[BEGIN Data provided]

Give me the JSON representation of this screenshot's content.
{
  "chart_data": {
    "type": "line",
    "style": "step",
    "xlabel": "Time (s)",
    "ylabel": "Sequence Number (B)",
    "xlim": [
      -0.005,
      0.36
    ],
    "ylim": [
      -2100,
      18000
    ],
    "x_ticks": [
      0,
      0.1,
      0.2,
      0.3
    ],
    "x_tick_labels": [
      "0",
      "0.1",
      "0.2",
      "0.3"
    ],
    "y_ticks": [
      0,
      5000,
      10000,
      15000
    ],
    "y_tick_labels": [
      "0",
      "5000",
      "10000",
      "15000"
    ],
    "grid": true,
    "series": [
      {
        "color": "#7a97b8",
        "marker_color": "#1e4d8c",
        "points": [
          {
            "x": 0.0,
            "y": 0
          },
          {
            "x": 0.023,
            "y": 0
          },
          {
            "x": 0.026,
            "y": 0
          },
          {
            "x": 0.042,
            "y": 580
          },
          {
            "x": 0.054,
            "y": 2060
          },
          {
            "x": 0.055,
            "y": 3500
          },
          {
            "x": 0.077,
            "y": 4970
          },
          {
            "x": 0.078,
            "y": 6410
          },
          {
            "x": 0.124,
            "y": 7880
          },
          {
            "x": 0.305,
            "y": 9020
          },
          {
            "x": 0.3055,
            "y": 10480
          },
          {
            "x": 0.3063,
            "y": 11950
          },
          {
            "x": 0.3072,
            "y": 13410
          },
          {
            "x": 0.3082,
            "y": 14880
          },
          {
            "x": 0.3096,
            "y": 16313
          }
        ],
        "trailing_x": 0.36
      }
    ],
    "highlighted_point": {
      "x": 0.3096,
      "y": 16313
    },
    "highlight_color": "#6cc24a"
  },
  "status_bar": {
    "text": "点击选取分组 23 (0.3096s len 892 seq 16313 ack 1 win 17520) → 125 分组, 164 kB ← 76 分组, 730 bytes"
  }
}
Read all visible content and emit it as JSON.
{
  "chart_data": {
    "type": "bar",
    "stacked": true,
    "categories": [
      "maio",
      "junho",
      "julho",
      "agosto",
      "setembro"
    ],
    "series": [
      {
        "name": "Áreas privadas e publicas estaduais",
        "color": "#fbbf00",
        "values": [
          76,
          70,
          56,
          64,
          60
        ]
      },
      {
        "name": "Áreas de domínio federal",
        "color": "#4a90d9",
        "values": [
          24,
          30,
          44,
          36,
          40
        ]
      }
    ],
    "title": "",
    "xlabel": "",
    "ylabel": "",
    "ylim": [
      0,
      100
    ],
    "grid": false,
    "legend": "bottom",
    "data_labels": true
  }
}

[END Data provided]

Work to do:
The entries above should be repeated exactly, every one of them.

Result of this task:
Give me the JSON representation of this screenshot's content.
{
  "chart_data": {
    "type": "line",
    "style": "step",
    "xlabel": "Time (s)",
    "ylabel": "Sequence Number (B)",
    "xlim": [
      -0.005,
      0.36
    ],
    "ylim": [
      -2100,
      18000
    ],
    "x_ticks": [
      0,
      0.1,
      0.2,
      0.3
    ],
    "x_tick_labels": [
      "0",
      "0.1",
      "0.2",
      "0.3"
    ],
    "y_ticks": [
      0,
      5000,
      10000,
      15000
    ],
    "y_tick_labels": [
      "0",
      "5000",
      "10000",
      "15000"
    ],
    "grid": true,
    "series": [
      {
        "color": "#7a97b8",
        "marker_color": "#1e4d8c",
        "points": [
          {
            "x": 0.0,
            "y": 0
          },
          {
            "x": 0.023,
            "y": 0
          },
          {
            "x": 0.026,
            "y": 0
          },
          {
            "x": 0.042,
            "y": 580
          },
          {
            "x": 0.054,
            "y": 2060
          },
          {
            "x": 0.055,
            "y": 3500
          },
          {
            "x": 0.077,
            "y": 4970
          },
          {
            "x": 0.078,
            "y": 6410
          },
          {
            "x": 0.124,
            "y": 7880
          },
          {
            "x": 0.305,
            "y": 9020
          },
          {
            "x": 0.3055,
            "y": 10480
          },
          {
            "x": 0.3063,
            "y": 11950
          },
          {
            "x": 0.3072,
            "y": 13410
          },
          {
            "x": 0.3082,
            "y": 14880
          },
          {
            "x": 0.3096,
            "y": 16313
          }
        ],
        "trailing_x": 0.36
      }
    ],
    "highlighted_point": {
      "x": 0.3096,
      "y": 16313
    },
    "highlight_color": "#6cc24a"
  },
  "status_bar": {
    "text": "点击选取分组 23 (0.3096s len 892 seq 16313 ack 1 win 17520) → 125 分组, 164 kB ← 76 分组, 730 bytes"
  }
}
Read all visible content and emit it as JSON.
{
  "chart_data": {
    "type": "bar",
    "stacked": true,
    "categories": [
      "maio",
      "junho",
      "julho",
      "agosto",
      "setembro"
    ],
    "series": [
      {
        "name": "Áreas privadas e publicas estaduais",
        "color": "#fbbf00",
        "values": [
          76,
          70,
          56,
          64,
          60
        ]
      },
      {
        "name": "Áreas de domínio federal",
        "color": "#4a90d9",
        "values": [
          24,
          30,
          44,
          36,
          40
        ]
      }
    ],
    "title": "",
    "xlabel": "",
    "ylabel": "",
    "ylim": [
      0,
      100
    ],
    "grid": false,
    "legend": "bottom",
    "data_labels": true
  }
}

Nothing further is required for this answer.